- _Written request_:
Look through the lines below and extract each one that contains "phillsohn".

>> BEGIN Data rows

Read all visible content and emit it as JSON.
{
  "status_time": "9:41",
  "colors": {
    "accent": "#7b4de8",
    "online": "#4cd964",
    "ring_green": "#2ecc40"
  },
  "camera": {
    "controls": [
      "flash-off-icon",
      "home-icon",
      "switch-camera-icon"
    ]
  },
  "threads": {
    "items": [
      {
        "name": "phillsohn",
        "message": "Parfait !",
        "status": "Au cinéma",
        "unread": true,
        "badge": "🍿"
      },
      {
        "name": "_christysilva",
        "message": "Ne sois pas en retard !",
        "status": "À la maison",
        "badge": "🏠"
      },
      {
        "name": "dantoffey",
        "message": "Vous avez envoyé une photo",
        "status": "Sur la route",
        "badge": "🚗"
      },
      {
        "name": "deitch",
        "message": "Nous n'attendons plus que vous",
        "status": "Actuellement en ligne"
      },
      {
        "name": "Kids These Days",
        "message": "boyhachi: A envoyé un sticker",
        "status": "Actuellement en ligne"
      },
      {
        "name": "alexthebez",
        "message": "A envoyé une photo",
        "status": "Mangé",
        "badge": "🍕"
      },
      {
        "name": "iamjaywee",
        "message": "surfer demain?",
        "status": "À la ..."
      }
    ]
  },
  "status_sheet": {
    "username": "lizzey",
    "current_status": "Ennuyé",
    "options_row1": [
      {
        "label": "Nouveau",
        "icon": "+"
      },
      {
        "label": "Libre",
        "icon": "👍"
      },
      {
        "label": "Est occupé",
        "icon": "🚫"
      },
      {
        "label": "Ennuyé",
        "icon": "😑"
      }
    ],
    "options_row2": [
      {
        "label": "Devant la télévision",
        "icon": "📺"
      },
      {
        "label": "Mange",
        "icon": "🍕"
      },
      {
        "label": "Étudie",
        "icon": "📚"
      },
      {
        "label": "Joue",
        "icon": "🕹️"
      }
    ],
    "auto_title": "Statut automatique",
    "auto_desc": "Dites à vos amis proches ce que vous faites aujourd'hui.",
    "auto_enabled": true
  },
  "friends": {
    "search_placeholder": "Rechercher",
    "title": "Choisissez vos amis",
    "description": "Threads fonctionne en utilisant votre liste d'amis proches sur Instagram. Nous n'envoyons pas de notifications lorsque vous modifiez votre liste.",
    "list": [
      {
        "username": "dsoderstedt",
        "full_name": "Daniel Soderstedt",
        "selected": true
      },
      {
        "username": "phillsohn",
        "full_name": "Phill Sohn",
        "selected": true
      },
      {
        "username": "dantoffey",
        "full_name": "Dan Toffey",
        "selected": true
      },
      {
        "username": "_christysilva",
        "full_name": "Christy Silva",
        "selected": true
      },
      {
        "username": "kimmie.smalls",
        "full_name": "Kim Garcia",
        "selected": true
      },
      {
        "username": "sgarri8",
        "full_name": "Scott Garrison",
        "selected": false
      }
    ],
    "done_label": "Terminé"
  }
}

>> END Data rows
>> BEGIN Data rows

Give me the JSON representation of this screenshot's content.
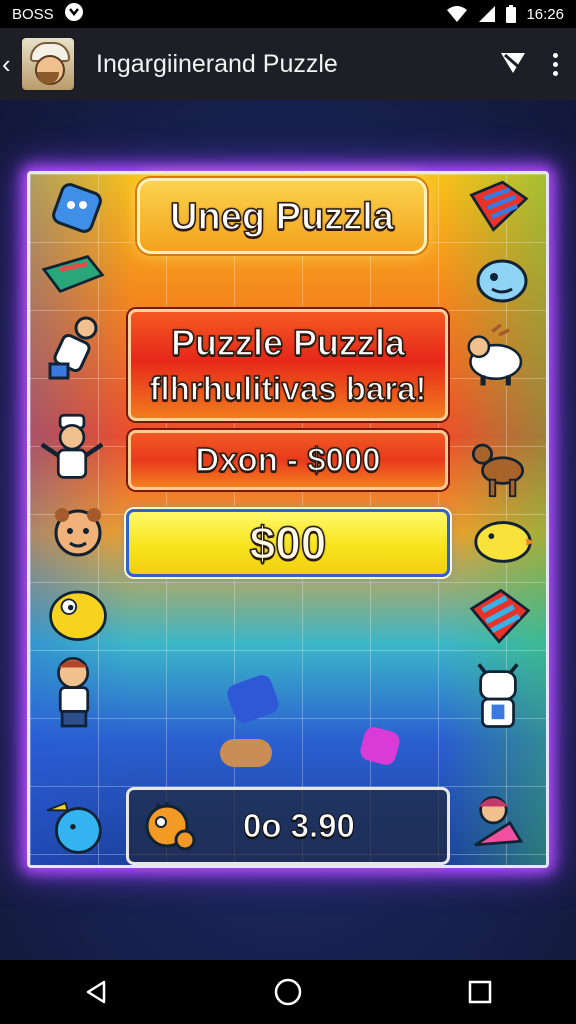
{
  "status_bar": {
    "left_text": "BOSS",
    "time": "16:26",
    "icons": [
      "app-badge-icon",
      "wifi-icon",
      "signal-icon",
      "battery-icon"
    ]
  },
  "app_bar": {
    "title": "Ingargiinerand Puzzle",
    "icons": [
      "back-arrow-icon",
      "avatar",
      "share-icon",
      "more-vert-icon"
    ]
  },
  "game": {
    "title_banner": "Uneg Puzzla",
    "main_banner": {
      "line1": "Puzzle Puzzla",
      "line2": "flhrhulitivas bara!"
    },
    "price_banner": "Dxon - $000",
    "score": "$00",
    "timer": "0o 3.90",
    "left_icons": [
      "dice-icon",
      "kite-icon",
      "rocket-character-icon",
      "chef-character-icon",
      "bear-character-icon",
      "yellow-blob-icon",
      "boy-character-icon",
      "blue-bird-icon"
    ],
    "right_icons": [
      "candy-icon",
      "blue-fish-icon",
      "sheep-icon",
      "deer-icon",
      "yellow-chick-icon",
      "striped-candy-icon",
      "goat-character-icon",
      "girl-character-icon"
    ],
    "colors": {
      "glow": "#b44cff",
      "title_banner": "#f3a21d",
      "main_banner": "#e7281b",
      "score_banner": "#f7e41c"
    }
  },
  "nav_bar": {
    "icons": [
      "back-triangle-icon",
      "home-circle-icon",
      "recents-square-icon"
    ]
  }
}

>> END Data rows

- _Written solution_:
        "name": "phillsohn",
        "username": "phillsohn",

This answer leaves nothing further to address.